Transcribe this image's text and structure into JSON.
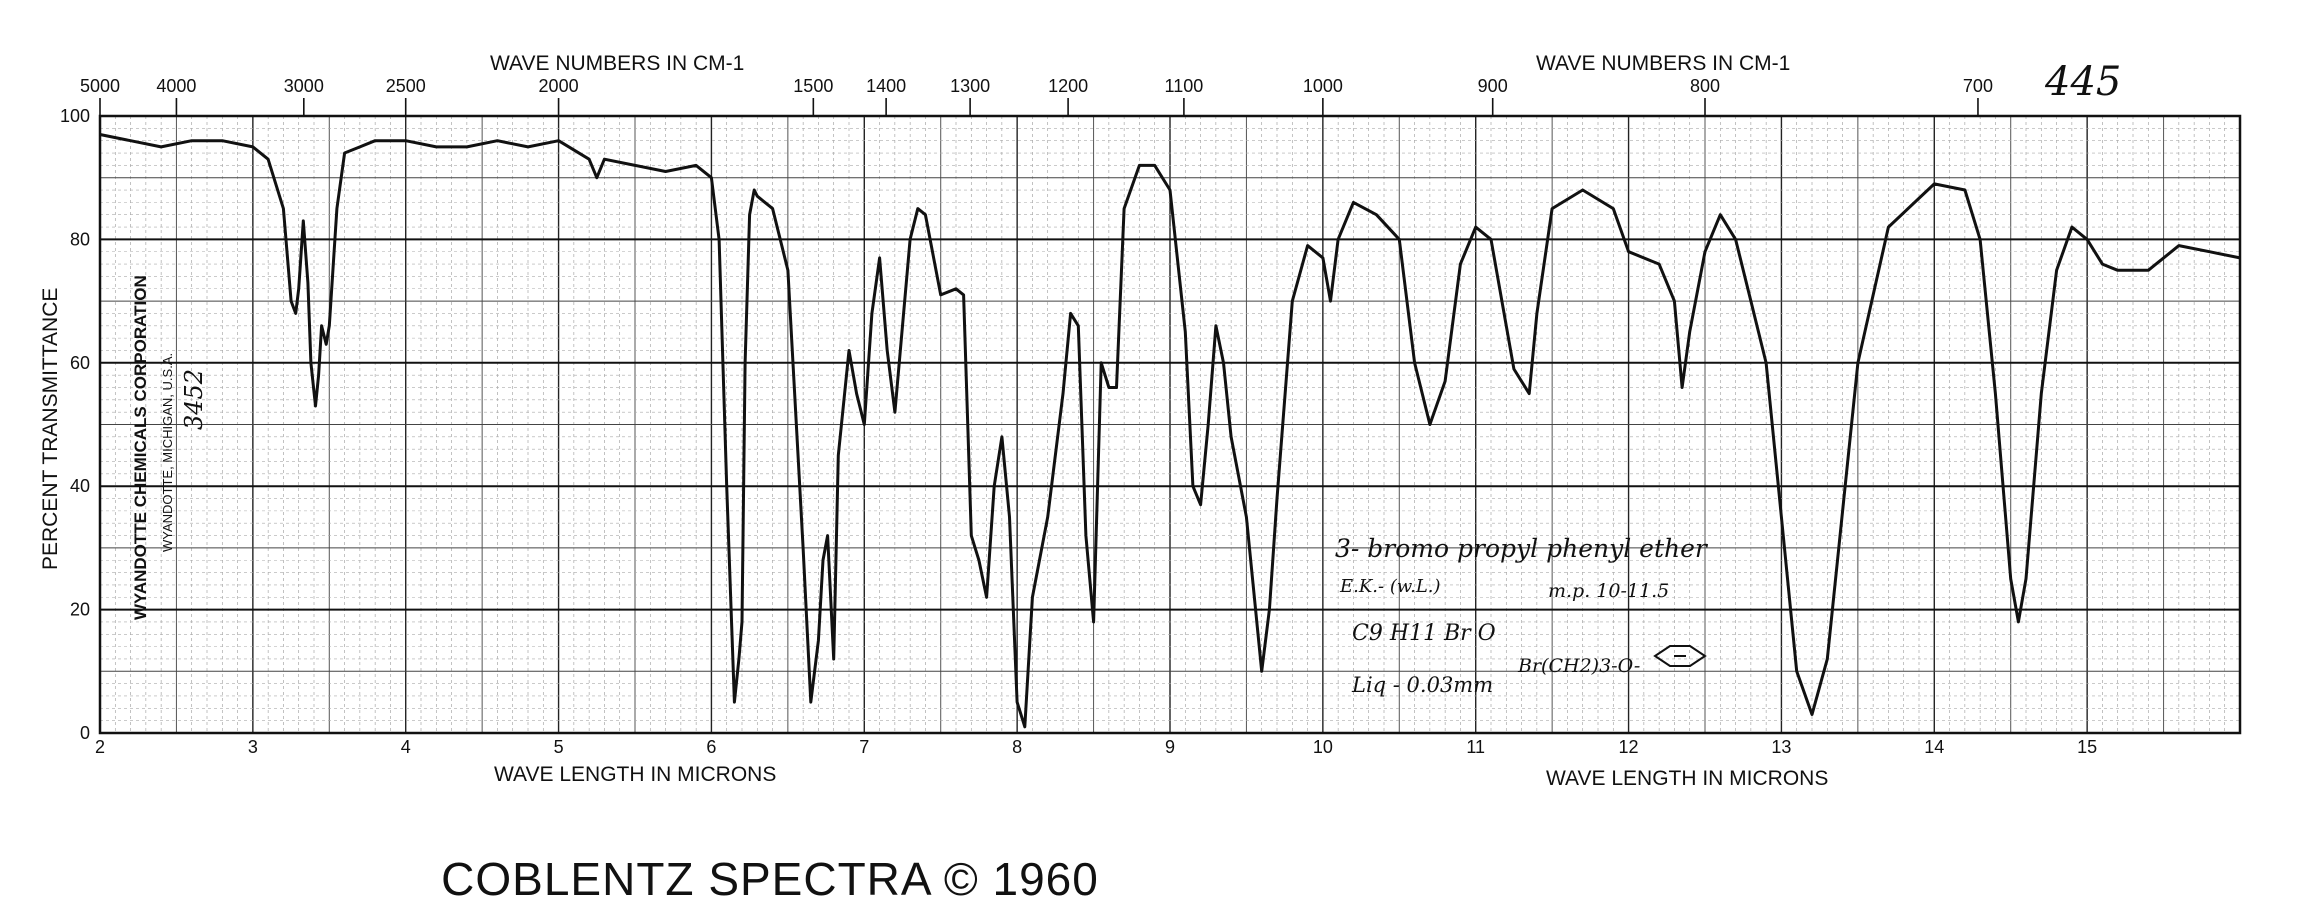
{
  "chart_data": {
    "type": "line",
    "title": "",
    "xlabel": "WAVE LENGTH IN MICRONS",
    "ylabel": "PERCENT TRANSMITTANCE",
    "top_axis_label": "WAVE NUMBERS IN CM-1",
    "xlim": [
      2,
      16
    ],
    "ylim": [
      0,
      100
    ],
    "grid": true,
    "x_ticks": [
      "2",
      "3",
      "4",
      "5",
      "6",
      "7",
      "8",
      "9",
      "10",
      "11",
      "12",
      "13",
      "14",
      "15"
    ],
    "y_ticks": [
      "0",
      "20",
      "40",
      "60",
      "80",
      "100"
    ],
    "top_ticks_left": [
      "5000",
      "4000",
      "3000",
      "2500",
      "2000",
      "1500",
      "1400",
      "1300",
      "1200",
      "1100",
      "1000"
    ],
    "top_ticks_right": [
      "900",
      "800",
      "700"
    ],
    "series": [
      {
        "x": [
          2.0,
          2.2,
          2.4,
          2.6,
          2.8,
          3.0,
          3.1,
          3.2,
          3.25,
          3.28,
          3.3,
          3.33,
          3.36,
          3.38,
          3.41,
          3.43,
          3.45,
          3.48,
          3.5,
          3.55,
          3.6,
          3.7,
          3.8,
          4.0,
          4.2,
          4.4,
          4.6,
          4.8,
          5.0,
          5.2,
          5.25,
          5.3,
          5.5,
          5.7,
          5.9,
          6.0,
          6.05,
          6.1,
          6.15,
          6.18,
          6.2,
          6.22,
          6.25,
          6.28,
          6.3,
          6.4,
          6.5,
          6.6,
          6.65,
          6.7,
          6.73,
          6.76,
          6.8,
          6.83,
          6.9,
          6.95,
          7.0,
          7.05,
          7.1,
          7.15,
          7.2,
          7.3,
          7.35,
          7.4,
          7.5,
          7.6,
          7.65,
          7.7,
          7.75,
          7.8,
          7.85,
          7.9,
          7.95,
          8.0,
          8.05,
          8.1,
          8.2,
          8.3,
          8.35,
          8.4,
          8.45,
          8.5,
          8.55,
          8.6,
          8.65,
          8.7,
          8.8,
          8.9,
          9.0,
          9.1,
          9.15,
          9.2,
          9.25,
          9.3,
          9.35,
          9.4,
          9.5,
          9.6,
          9.65,
          9.7,
          9.8,
          9.9,
          10.0,
          10.05,
          10.1,
          10.2,
          10.35,
          10.5,
          10.6,
          10.7,
          10.8,
          10.9,
          11.0,
          11.1,
          11.25,
          11.35,
          11.4,
          11.5,
          11.7,
          11.9,
          12.0,
          12.2,
          12.3,
          12.35,
          12.4,
          12.5,
          12.6,
          12.7,
          12.8,
          12.9,
          13.0,
          13.1,
          13.2,
          13.3,
          13.5,
          13.7,
          14.0,
          14.2,
          14.3,
          14.4,
          14.5,
          14.55,
          14.6,
          14.7,
          14.8,
          14.9,
          15.0,
          15.1,
          15.2,
          15.4,
          15.6,
          15.8,
          16.0
        ],
        "values": [
          97,
          96,
          95,
          96,
          96,
          95,
          93,
          85,
          70,
          68,
          72,
          83,
          73,
          60,
          53,
          58,
          66,
          63,
          66,
          85,
          94,
          95,
          96,
          96,
          95,
          95,
          96,
          95,
          96,
          93,
          90,
          93,
          92,
          91,
          92,
          90,
          80,
          40,
          5,
          12,
          18,
          60,
          84,
          88,
          87,
          85,
          75,
          30,
          5,
          15,
          28,
          32,
          12,
          45,
          62,
          55,
          50,
          68,
          77,
          62,
          52,
          80,
          85,
          84,
          71,
          72,
          71,
          32,
          28,
          22,
          40,
          48,
          35,
          5,
          1,
          22,
          35,
          55,
          68,
          66,
          32,
          18,
          60,
          56,
          56,
          85,
          92,
          92,
          88,
          65,
          40,
          37,
          50,
          66,
          60,
          48,
          35,
          10,
          20,
          38,
          70,
          79,
          77,
          70,
          80,
          86,
          84,
          80,
          60,
          50,
          57,
          76,
          82,
          80,
          59,
          55,
          68,
          85,
          88,
          85,
          78,
          76,
          70,
          56,
          65,
          78,
          84,
          80,
          70,
          60,
          35,
          10,
          3,
          12,
          60,
          82,
          89,
          88,
          80,
          55,
          25,
          18,
          25,
          55,
          75,
          82,
          80,
          76,
          75,
          75,
          79,
          78,
          77
        ],
        "color": "#111111"
      }
    ],
    "annotations": {
      "sheet_number": "445",
      "compound": "3- bromo propyl phenyl ether",
      "source": "E.K.- (w.L.)",
      "melting_point": "m.p. 10-11.5",
      "formula": "C9 H11 Br O",
      "state": "Liq - 0.03mm",
      "structure": "Br(CH2)3-O-"
    },
    "side_text": {
      "company": "WYANDOTTE CHEMICALS CORPORATION",
      "location": "WYANDOTTE, MICHIGAN, U.S.A.",
      "number": "3452"
    }
  },
  "footer": "COBLENTZ  SPECTRA © 1960"
}
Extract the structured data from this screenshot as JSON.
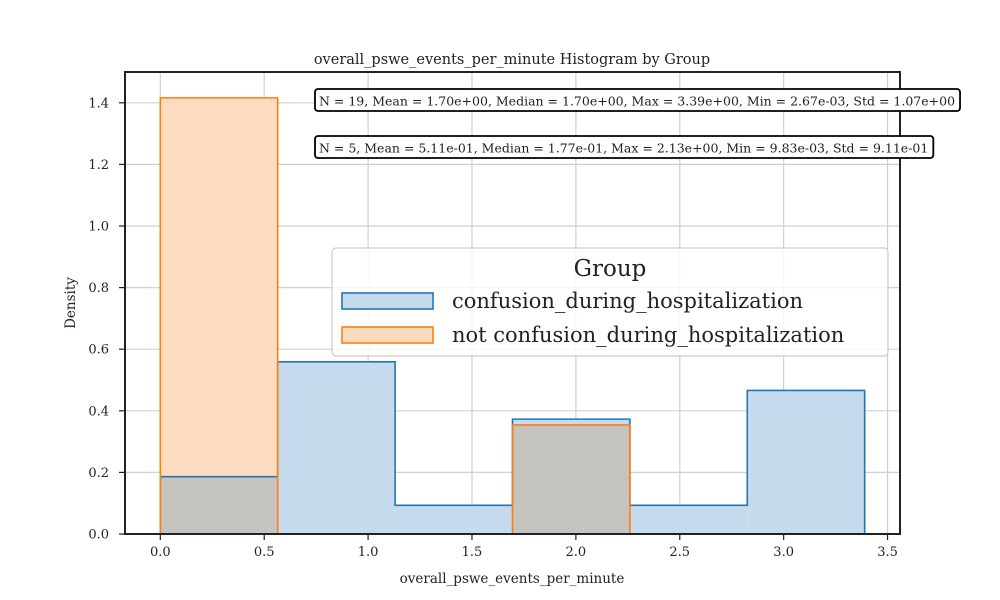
{
  "chart_data": {
    "type": "histogram",
    "title": "overall_pswe_events_per_minute Histogram by Group",
    "xlabel": "overall_pswe_events_per_minute",
    "ylabel": "Density",
    "xlim": [
      -0.17,
      3.56
    ],
    "ylim": [
      0,
      1.5
    ],
    "xticks": [
      "0.0",
      "0.5",
      "1.0",
      "1.5",
      "2.0",
      "2.5",
      "3.0",
      "3.5"
    ],
    "yticks": [
      "0.0",
      "0.2",
      "0.4",
      "0.6",
      "0.8",
      "1.0",
      "1.2",
      "1.4"
    ],
    "grid": true,
    "bin_edges": [
      0.0,
      0.565,
      1.13,
      1.695,
      2.26,
      2.825,
      3.39
    ],
    "series": [
      {
        "name": "confusion_during_hospitalization",
        "values": [
          0.186,
          0.559,
          0.093,
          0.373,
          0.093,
          0.466
        ],
        "color": "#1f77b4",
        "fill": "#c5dbed"
      },
      {
        "name": "not confusion_during_hospitalization",
        "values": [
          1.416,
          0.0,
          0.0,
          0.354,
          0.0,
          0.0
        ],
        "color": "#ff7f0e",
        "fill": "#fcdcc0"
      }
    ],
    "overlap_fill": "#c4c3be",
    "annotations": [
      "N = 19, Mean = 1.70e+00, Median = 1.70e+00, Max = 3.39e+00, Min = 2.67e-03, Std = 1.07e+00",
      "N = 5, Mean = 5.11e-01, Median = 1.77e-01, Max = 2.13e+00, Min = 9.83e-03, Std = 9.11e-01"
    ],
    "legend": {
      "title": "Group",
      "placement": "center-right"
    }
  }
}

★ ★ ★ ★

- DIRECTIONS FOR THIS TASK
Take each line of the material that contains the word "xlabel" and list it.

- WRITTEN ANSWER
    "xlabel": "WAVE LENGTH IN MICRONS",
    "xlabel": "overall_pswe_events_per_minute",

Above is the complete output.